Working data
◆ ◆ ◆
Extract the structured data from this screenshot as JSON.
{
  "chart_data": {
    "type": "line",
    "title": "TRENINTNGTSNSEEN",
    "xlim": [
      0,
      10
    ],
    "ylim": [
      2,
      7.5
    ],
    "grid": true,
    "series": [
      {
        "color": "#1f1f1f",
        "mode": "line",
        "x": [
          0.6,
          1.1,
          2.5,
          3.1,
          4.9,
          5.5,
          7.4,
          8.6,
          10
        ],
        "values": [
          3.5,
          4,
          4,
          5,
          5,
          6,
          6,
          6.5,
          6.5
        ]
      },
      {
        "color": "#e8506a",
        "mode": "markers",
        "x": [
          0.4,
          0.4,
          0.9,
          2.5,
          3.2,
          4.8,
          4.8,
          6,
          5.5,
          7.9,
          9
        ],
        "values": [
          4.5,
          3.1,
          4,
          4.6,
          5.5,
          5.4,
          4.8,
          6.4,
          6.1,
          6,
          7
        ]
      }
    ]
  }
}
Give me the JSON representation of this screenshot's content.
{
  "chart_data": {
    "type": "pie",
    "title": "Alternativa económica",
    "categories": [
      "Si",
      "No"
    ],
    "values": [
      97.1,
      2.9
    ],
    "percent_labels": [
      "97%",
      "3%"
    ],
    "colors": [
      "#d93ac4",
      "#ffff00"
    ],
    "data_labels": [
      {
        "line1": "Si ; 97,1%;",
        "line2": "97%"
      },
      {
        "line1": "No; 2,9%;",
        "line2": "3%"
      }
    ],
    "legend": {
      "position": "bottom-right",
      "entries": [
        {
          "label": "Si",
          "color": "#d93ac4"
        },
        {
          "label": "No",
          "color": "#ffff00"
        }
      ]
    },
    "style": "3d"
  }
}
◆ ◆ ◆
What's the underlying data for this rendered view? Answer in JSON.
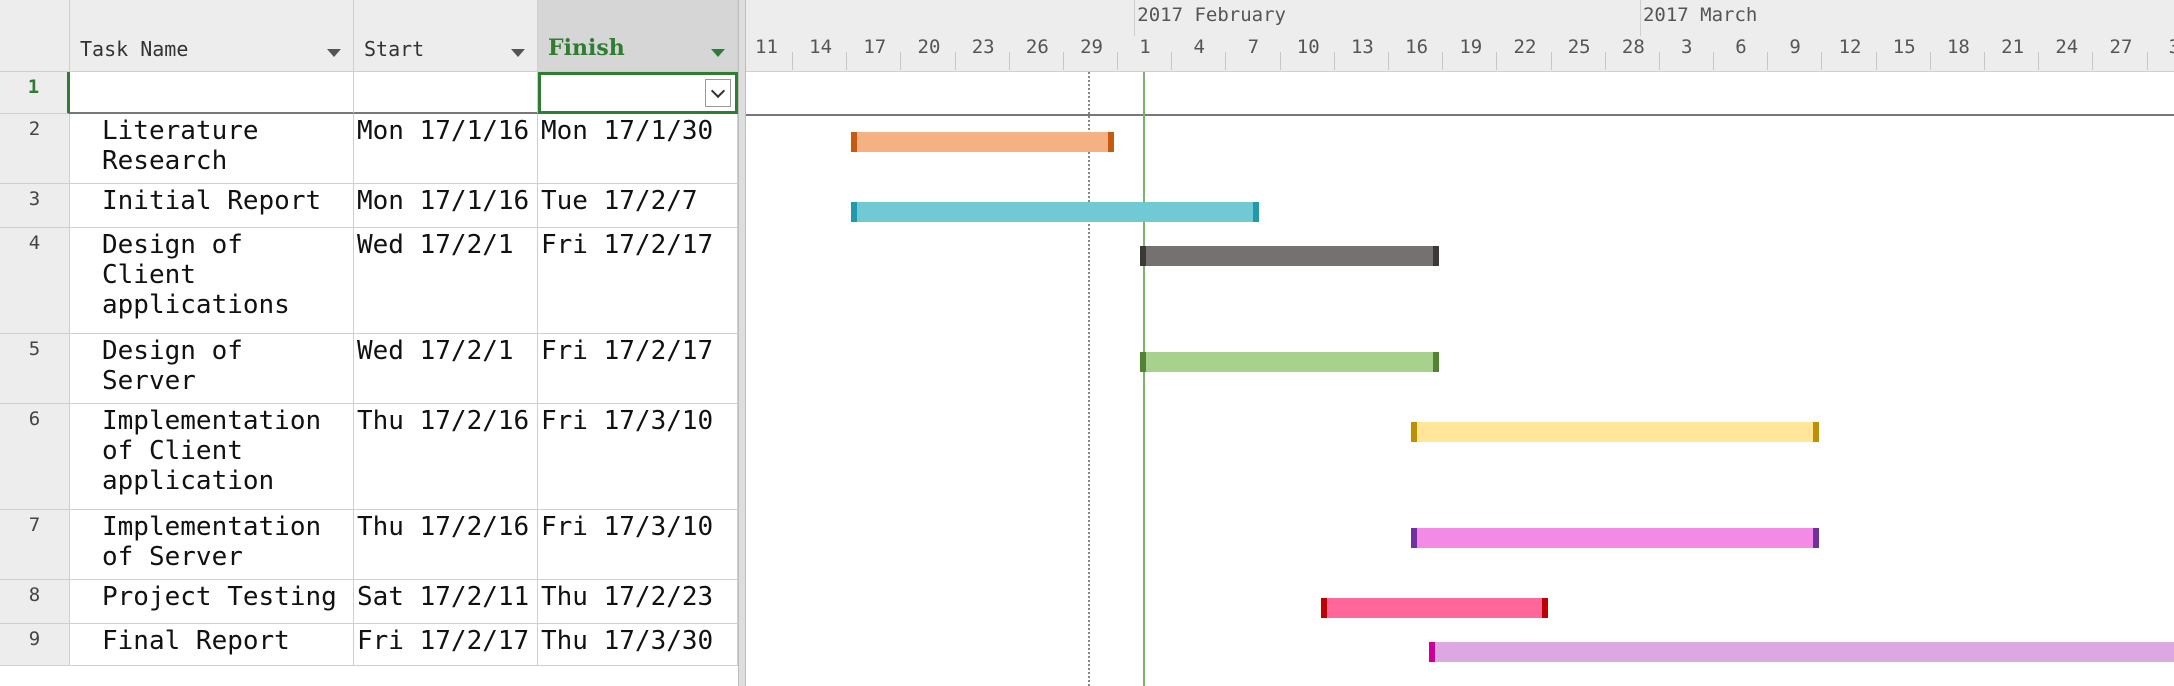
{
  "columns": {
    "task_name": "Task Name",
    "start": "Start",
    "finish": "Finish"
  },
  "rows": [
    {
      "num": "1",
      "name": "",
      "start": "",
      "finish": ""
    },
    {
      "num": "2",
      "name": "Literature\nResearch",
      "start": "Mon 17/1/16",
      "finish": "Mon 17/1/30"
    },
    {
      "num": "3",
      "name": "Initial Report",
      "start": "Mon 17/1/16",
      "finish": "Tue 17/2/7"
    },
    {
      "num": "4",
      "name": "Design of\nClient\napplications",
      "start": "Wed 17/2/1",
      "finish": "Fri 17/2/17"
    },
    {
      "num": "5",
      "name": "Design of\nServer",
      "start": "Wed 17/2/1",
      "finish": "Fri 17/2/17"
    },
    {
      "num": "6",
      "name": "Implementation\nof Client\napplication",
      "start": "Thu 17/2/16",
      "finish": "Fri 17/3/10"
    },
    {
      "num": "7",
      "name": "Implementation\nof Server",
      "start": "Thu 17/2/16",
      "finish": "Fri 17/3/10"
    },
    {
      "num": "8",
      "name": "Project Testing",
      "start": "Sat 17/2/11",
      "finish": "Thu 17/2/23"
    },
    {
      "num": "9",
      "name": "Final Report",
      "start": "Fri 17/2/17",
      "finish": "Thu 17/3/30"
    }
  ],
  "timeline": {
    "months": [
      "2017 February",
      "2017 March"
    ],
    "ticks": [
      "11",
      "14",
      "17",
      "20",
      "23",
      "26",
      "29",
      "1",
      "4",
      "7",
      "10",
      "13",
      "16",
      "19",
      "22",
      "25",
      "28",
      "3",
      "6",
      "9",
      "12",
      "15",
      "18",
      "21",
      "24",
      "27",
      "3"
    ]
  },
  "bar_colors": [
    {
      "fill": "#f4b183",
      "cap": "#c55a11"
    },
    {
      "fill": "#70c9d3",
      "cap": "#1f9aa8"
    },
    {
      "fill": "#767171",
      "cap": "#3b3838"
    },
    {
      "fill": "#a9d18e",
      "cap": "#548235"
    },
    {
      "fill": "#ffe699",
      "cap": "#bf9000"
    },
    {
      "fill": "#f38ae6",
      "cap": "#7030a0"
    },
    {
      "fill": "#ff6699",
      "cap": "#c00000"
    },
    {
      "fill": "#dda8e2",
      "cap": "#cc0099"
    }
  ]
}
◆ ◆ ◆
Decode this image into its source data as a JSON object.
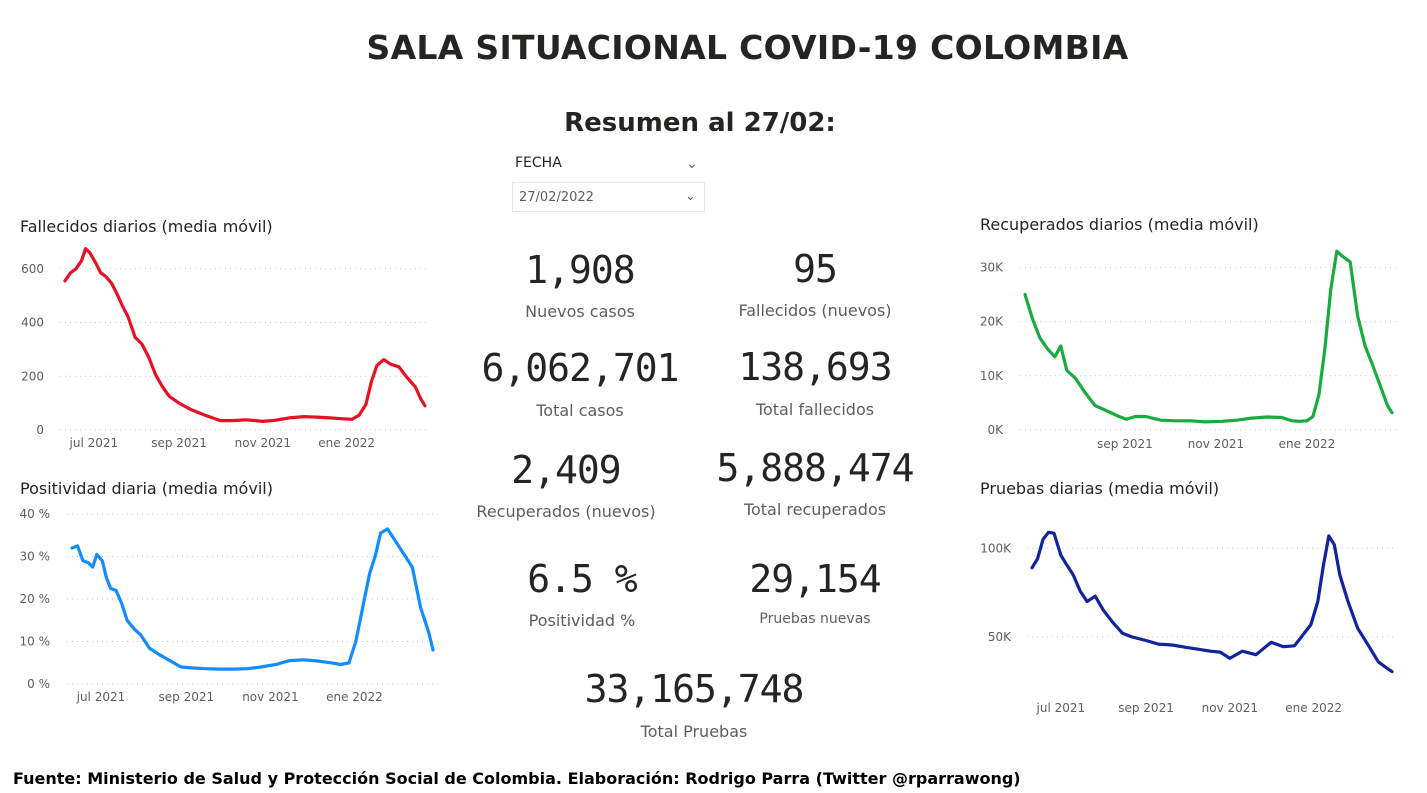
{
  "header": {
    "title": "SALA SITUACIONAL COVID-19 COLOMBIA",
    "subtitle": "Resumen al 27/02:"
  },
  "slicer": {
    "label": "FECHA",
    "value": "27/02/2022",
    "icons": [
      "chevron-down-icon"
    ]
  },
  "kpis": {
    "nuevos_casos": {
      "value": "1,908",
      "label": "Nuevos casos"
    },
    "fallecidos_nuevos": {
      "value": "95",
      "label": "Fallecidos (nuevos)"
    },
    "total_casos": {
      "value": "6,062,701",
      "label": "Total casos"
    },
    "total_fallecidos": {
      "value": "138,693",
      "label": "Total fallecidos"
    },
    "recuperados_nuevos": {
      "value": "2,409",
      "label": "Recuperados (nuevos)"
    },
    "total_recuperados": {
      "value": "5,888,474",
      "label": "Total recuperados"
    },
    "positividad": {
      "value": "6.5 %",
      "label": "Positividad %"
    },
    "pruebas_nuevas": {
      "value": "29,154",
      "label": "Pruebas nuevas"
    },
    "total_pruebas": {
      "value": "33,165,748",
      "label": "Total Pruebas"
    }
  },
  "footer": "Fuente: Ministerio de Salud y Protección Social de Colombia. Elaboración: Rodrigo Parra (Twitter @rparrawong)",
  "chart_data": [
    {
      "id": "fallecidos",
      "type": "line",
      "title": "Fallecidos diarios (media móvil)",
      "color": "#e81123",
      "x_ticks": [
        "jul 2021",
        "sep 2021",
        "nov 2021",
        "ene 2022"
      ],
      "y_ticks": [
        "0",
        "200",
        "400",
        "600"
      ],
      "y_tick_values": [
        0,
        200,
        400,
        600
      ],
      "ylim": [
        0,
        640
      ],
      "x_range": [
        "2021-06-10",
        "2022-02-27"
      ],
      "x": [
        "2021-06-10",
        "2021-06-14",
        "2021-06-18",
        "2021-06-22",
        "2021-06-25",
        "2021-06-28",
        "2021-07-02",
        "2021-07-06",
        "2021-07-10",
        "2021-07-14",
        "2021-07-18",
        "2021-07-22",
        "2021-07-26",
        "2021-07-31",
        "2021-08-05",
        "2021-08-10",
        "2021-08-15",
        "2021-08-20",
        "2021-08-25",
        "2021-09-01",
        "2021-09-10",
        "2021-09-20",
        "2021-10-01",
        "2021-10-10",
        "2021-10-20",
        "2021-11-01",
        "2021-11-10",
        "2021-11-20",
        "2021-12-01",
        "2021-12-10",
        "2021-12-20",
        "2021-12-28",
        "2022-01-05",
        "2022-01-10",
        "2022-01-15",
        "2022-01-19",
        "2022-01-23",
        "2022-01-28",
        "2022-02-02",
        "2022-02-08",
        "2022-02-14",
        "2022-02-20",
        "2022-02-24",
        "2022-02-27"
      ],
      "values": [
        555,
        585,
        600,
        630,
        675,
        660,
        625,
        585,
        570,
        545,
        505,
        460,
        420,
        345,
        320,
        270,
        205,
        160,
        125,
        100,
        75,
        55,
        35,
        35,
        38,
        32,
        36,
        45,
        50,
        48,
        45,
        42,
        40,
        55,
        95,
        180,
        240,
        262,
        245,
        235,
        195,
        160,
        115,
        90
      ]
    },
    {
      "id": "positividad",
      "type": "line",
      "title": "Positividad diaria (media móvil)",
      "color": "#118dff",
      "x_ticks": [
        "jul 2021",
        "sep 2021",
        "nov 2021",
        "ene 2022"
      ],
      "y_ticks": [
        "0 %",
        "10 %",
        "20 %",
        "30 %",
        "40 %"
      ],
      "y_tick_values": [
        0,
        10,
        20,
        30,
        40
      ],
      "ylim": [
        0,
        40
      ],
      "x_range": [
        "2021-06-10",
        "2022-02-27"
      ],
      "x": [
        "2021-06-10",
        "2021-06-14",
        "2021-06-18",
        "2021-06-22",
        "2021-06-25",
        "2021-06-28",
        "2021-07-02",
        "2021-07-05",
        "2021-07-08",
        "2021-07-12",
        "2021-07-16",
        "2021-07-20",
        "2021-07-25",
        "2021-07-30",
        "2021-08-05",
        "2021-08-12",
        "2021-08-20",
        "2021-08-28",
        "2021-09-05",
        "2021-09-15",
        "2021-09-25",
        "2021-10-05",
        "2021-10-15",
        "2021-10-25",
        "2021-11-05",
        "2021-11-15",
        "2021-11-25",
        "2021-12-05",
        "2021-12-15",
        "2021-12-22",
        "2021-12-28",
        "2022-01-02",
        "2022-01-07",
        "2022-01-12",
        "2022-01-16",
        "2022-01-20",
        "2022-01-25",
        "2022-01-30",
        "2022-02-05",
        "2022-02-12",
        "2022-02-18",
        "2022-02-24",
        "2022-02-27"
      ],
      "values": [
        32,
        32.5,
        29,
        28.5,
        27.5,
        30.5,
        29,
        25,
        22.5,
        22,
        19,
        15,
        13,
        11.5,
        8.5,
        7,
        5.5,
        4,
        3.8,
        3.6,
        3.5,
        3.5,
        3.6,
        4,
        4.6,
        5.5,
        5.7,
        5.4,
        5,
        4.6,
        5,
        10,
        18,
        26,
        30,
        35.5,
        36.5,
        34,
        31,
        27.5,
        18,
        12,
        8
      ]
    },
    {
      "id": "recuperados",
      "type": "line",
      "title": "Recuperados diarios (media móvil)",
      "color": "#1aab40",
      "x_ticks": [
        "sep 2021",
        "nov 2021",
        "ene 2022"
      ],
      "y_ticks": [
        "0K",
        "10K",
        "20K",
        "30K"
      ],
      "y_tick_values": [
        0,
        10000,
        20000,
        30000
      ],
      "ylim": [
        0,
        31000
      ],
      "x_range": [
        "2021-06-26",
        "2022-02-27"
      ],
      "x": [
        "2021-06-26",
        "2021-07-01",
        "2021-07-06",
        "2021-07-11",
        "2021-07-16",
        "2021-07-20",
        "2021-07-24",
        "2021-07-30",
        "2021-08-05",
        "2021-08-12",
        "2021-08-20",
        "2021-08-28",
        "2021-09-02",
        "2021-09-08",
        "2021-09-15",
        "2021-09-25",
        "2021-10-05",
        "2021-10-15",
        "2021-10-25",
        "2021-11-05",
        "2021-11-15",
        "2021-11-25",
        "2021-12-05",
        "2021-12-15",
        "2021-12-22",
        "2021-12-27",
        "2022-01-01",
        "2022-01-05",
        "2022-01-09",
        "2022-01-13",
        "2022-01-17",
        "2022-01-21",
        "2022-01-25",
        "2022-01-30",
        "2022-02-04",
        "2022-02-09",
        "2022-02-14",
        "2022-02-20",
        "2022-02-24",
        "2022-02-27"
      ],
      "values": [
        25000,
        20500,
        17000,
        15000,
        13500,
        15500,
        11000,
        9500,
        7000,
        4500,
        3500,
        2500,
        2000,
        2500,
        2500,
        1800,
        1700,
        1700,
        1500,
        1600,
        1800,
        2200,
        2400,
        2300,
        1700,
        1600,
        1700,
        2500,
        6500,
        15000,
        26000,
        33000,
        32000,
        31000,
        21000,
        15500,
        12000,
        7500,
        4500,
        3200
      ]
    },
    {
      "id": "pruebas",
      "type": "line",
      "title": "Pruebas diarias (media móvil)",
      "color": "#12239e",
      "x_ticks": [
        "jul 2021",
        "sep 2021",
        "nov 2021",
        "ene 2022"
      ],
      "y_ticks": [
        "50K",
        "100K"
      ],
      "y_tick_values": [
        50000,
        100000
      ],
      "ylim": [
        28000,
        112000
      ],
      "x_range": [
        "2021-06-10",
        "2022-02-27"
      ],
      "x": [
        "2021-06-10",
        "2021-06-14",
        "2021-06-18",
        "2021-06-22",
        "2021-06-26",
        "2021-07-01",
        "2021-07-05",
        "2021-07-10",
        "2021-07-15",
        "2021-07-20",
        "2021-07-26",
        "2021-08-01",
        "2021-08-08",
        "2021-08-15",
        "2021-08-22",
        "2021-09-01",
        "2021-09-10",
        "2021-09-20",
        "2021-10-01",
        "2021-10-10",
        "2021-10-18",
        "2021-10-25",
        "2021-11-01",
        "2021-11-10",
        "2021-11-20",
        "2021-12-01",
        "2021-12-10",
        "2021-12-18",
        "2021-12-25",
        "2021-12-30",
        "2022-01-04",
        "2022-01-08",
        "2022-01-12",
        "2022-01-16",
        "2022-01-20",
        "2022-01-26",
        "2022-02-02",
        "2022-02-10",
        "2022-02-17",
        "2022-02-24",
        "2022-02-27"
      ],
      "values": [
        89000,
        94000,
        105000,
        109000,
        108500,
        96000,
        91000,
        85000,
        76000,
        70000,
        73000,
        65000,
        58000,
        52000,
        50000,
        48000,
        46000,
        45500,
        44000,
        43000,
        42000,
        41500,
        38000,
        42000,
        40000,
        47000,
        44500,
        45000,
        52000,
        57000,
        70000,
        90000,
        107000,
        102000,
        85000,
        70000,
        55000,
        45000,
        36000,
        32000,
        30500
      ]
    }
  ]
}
◆ ◆ ◆
Instructions to follow
Track down every line of the material containing the string "finish", and copy it.

Final answer
    "finish": "Finish"
      "finish": ""
      "finish": "Mon 17/1/30"
      "finish": "Tue 17/2/7"
      "finish": "Fri 17/2/17"
      "finish": "Fri 17/2/17"
      "finish": "Fri 17/3/10"
      "finish": "Fri 17/3/10"
      "finish": "Thu 17/2/23"
      "finish": "Thu 17/3/30"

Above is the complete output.